> [WHAT YOU WILL DO]: Pull out every line in the data that has the string "Temperature" in it.

> [EXTRACTED DATA]:
* begin *

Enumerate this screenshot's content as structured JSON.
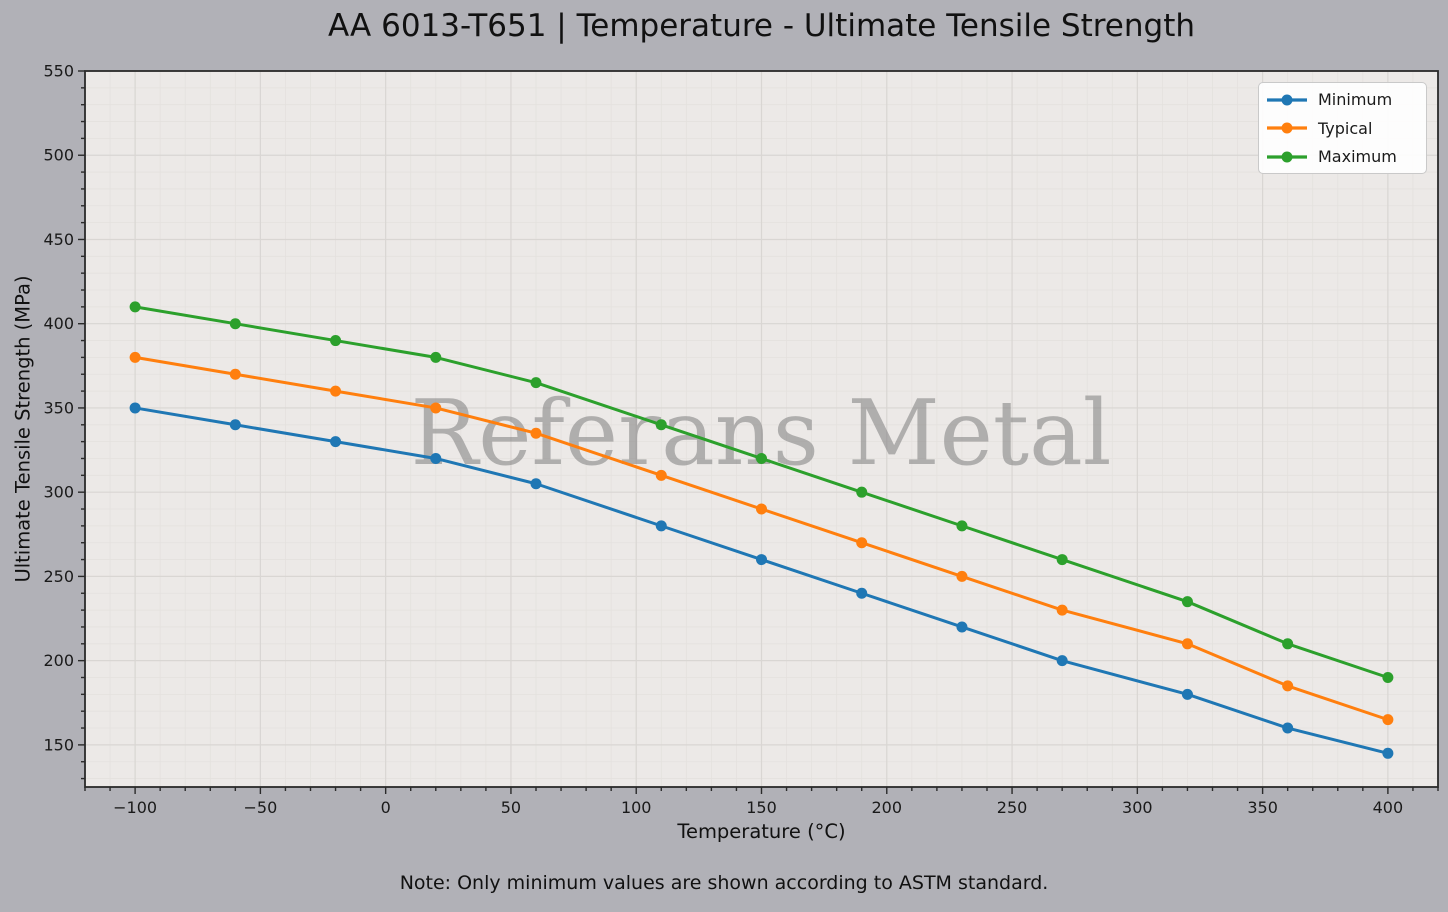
{
  "figure": {
    "note": "Note: Only minimum values are shown according to ASTM standard.",
    "watermark": "Referans Metal"
  },
  "chart_data": {
    "type": "line",
    "title": "AA 6013-T651 | Temperature - Ultimate Tensile Strength",
    "xlabel": "Temperature (°C)",
    "ylabel": "Ultimate Tensile Strength (MPa)",
    "x": [
      -100,
      -60,
      -20,
      20,
      60,
      110,
      150,
      190,
      230,
      270,
      320,
      360,
      400
    ],
    "series": [
      {
        "name": "Minimum",
        "color": "#1f77b4",
        "values": [
          350,
          340,
          330,
          320,
          305,
          280,
          260,
          240,
          220,
          200,
          180,
          160,
          145
        ]
      },
      {
        "name": "Typical",
        "color": "#ff7f0e",
        "values": [
          380,
          370,
          360,
          350,
          335,
          310,
          290,
          270,
          250,
          230,
          210,
          185,
          165
        ]
      },
      {
        "name": "Maximum",
        "color": "#2ca02c",
        "values": [
          410,
          400,
          390,
          380,
          365,
          340,
          320,
          300,
          280,
          260,
          235,
          210,
          190
        ]
      }
    ],
    "xlim": [
      -120,
      420
    ],
    "ylim": [
      125,
      550
    ],
    "x_ticks": [
      -100,
      -50,
      0,
      50,
      100,
      150,
      200,
      250,
      300,
      350,
      400
    ],
    "x_tick_labels": [
      "−100",
      "−50",
      "0",
      "50",
      "100",
      "150",
      "200",
      "250",
      "300",
      "350",
      "400"
    ],
    "y_ticks": [
      150,
      200,
      250,
      300,
      350,
      400,
      450,
      500,
      550
    ],
    "y_tick_labels": [
      "150",
      "200",
      "250",
      "300",
      "350",
      "400",
      "450",
      "500",
      "550"
    ],
    "minor_tick_step": 10,
    "grid": true,
    "legend_position": "upper right",
    "colors": {
      "figure_bg": "#b1b1b7",
      "plot_bg": "#ece9e7",
      "grid_major": "#d9d6d3",
      "grid_minor": "#e4e1de",
      "spine": "#2a2a2a",
      "tick": "#2a2a2a",
      "watermark": "#7d7d7d"
    }
  }
}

* end *

> [TASK SOLUTION]:
    "title": "AA 6013-T651 | Temperature - Ultimate Tensile Strength",
    "xlabel": "Temperature (°C)",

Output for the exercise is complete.